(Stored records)

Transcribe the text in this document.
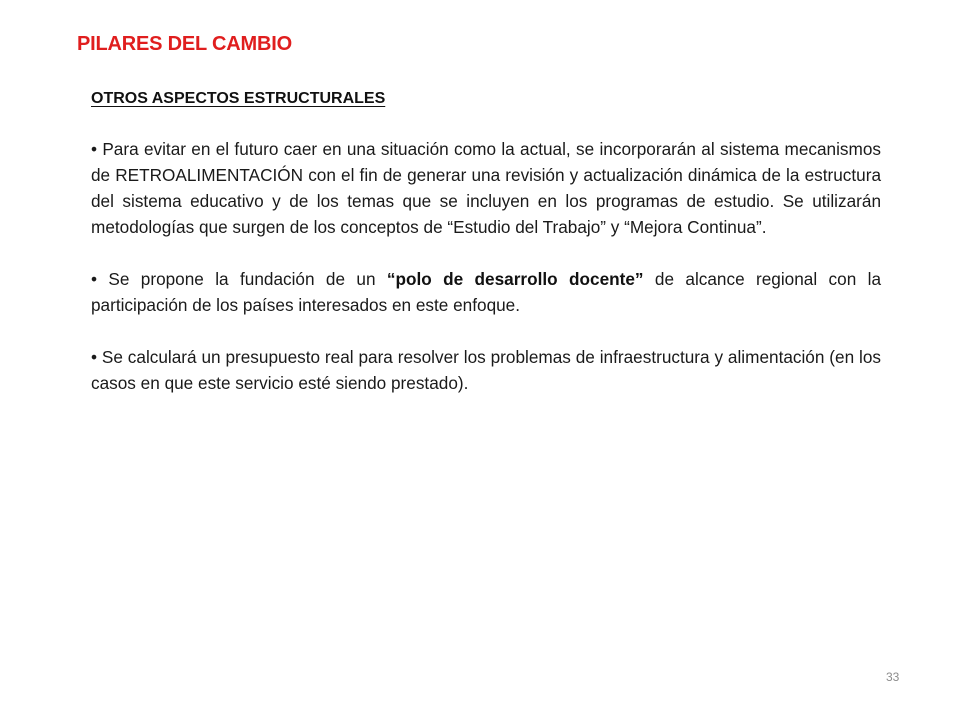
PILARES DEL CAMBIO
OTROS ASPECTOS ESTRUCTURALES

• Para evitar en el futuro caer en una situación como la actual, se incorporarán al sistema mecanismos de RETROALIMENTACIÓN con el fin de generar una revisión y actualización dinámica de la estructura del sistema educativo y de los temas que se incluyen en los programas de estudio. Se utilizarán metodologías que surgen de los conceptos de “Estudio del Trabajo” y “Mejora Continua”.

• Se propone la fundación de un “polo de desarrollo docente” de alcance regional con la participación de los países interesados en este enfoque.

• Se calculará un presupuesto real para resolver los problemas de infraestructura y alimentación (en los casos en que este servicio esté siendo prestado).

33
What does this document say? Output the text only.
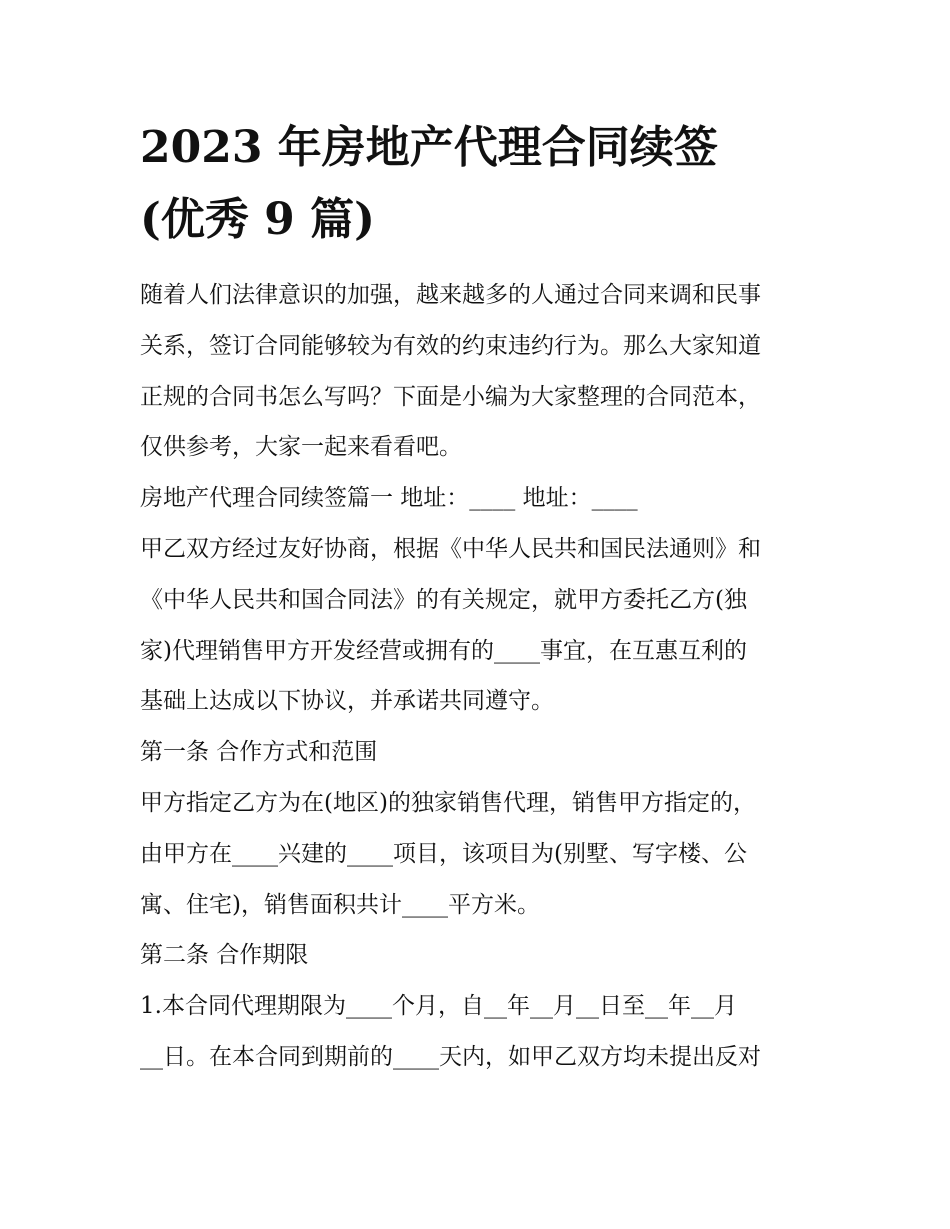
2023 年房地产代理合同续签
(优秀 9 篇)

随着人们法律意识的加强，越来越多的人通过合同来调和民事
关系，签订合同能够较为有效的约束违约行为。那么大家知道
正规的合同书怎么写吗？下面是小编为大家整理的合同范本，
仅供参考，大家一起来看看吧。

房地产代理合同续签篇一 地址：____ 地址：____

甲乙双方经过友好协商，根据《中华人民共和国民法通则》和
《中华人民共和国合同法》的有关规定，就甲方委托乙方(独
家)代理销售甲方开发经营或拥有的____事宜，在互惠互利的
基础上达成以下协议，并承诺共同遵守。

第一条 合作方式和范围

甲方指定乙方为在(地区)的独家销售代理，销售甲方指定的，
由甲方在____兴建的____项目，该项目为(别墅、写字楼、公
寓、住宅)，销售面积共计____平方米。

第二条 合作期限

1.本合同代理期限为____个月，自__年__月__日至__年__月
__日。在本合同到期前的____天内，如甲乙双方均未提出反对
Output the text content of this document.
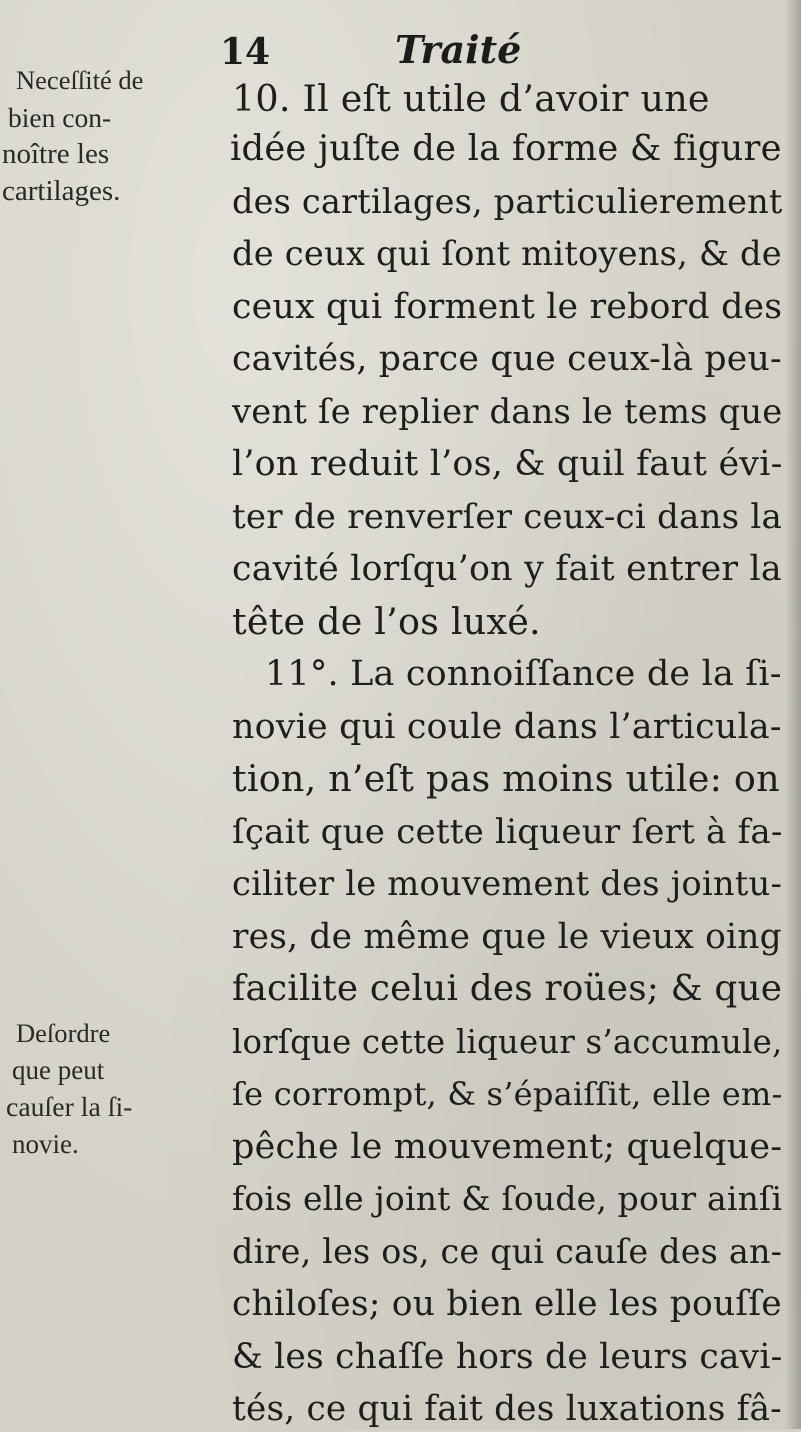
14	Traité
Neceſſité de
bien con-
noître les
cartilages.
Deſordre
que peut
cauſer la ſi-
novie.
10. Il eſt utile d’avoir une
idée juſte de la forme & figure
des cartilages, particulierement
de ceux qui ſont mitoyens, & de
ceux qui forment le rebord des
cavités, parce que ceux-là peu-
vent ſe replier dans le tems que
l’on reduit l’os, & quil faut évi-
ter de renverſer ceux-ci dans la
cavité lorſqu’on y fait entrer la
tête de l’os luxé.
11°. La connoiſſance de la ſi-
novie qui coule dans l’articula-
tion, n’eſt pas moins utile: on
ſçait que cette liqueur ſert à fa-
ciliter le mouvement des jointu-
res, de même que le vieux oing
facilite celui des roües; & que
lorſque cette liqueur s’accumule,
ſe corrompt, & s’épaiſſit, elle em-
pêche le mouvement; quelque-
fois elle joint & ſoude, pour ainſi
dire, les os, ce qui cauſe des an-
chiloſes; ou bien elle les pouſſe
& les chaſſe hors de leurs cavi-
tés, ce qui fait des luxations fâ-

# Task to complete
Copy the whole listing above word for word but do not carry over the pictures.

# Result of this exercise
Transcribe the text in this document.
PILARES DEL CAMBIO
OTROS ASPECTOS ESTRUCTURALES

• Para evitar en el futuro caer en una situación como la actual, se incorporarán al sistema mecanismos de RETROALIMENTACIÓN con el fin de generar una revisión y actualización dinámica de la estructura del sistema educativo y de los temas que se incluyen en los programas de estudio. Se utilizarán metodologías que surgen de los conceptos de “Estudio del Trabajo” y “Mejora Continua”.

• Se propone la fundación de un “polo de desarrollo docente” de alcance regional con la participación de los países interesados en este enfoque.

• Se calculará un presupuesto real para resolver los problemas de infraestructura y alimentación (en los casos en que este servicio esté siendo prestado).

33
What does this document say? Output the text only.
2023 年房地产代理合同续签
(优秀 9 篇)

随着人们法律意识的加强，越来越多的人通过合同来调和民事
关系，签订合同能够较为有效的约束违约行为。那么大家知道
正规的合同书怎么写吗？下面是小编为大家整理的合同范本，
仅供参考，大家一起来看看吧。

房地产代理合同续签篇一 地址：____ 地址：____

甲乙双方经过友好协商，根据《中华人民共和国民法通则》和
《中华人民共和国合同法》的有关规定，就甲方委托乙方(独
家)代理销售甲方开发经营或拥有的____事宜，在互惠互利的
基础上达成以下协议，并承诺共同遵守。

第一条 合作方式和范围

甲方指定乙方为在(地区)的独家销售代理，销售甲方指定的，
由甲方在____兴建的____项目，该项目为(别墅、写字楼、公
寓、住宅)，销售面积共计____平方米。

第二条 合作期限

1.本合同代理期限为____个月，自__年__月__日至__年__月
__日。在本合同到期前的____天内，如甲乙双方均未提出反对
Output the text content of this document.
14	Traité
Neceſſité de
bien con-
noître les
cartilages.
Deſordre
que peut
cauſer la ſi-
novie.
10. Il eſt utile d’avoir une
idée juſte de la forme & figure
des cartilages, particulierement
de ceux qui ſont mitoyens, & de
ceux qui forment le rebord des
cavités, parce que ceux-là peu-
vent ſe replier dans le tems que
l’on reduit l’os, & quil faut évi-
ter de renverſer ceux-ci dans la
cavité lorſqu’on y fait entrer la
tête de l’os luxé.
11°. La connoiſſance de la ſi-
novie qui coule dans l’articula-
tion, n’eſt pas moins utile: on
ſçait que cette liqueur ſert à fa-
ciliter le mouvement des jointu-
res, de même que le vieux oing
facilite celui des roües; & que
lorſque cette liqueur s’accumule,
ſe corrompt, & s’épaiſſit, elle em-
pêche le mouvement; quelque-
fois elle joint & ſoude, pour ainſi
dire, les os, ce qui cauſe des an-
chiloſes; ou bien elle les pouſſe
& les chaſſe hors de leurs cavi-
tés, ce qui fait des luxations fâ-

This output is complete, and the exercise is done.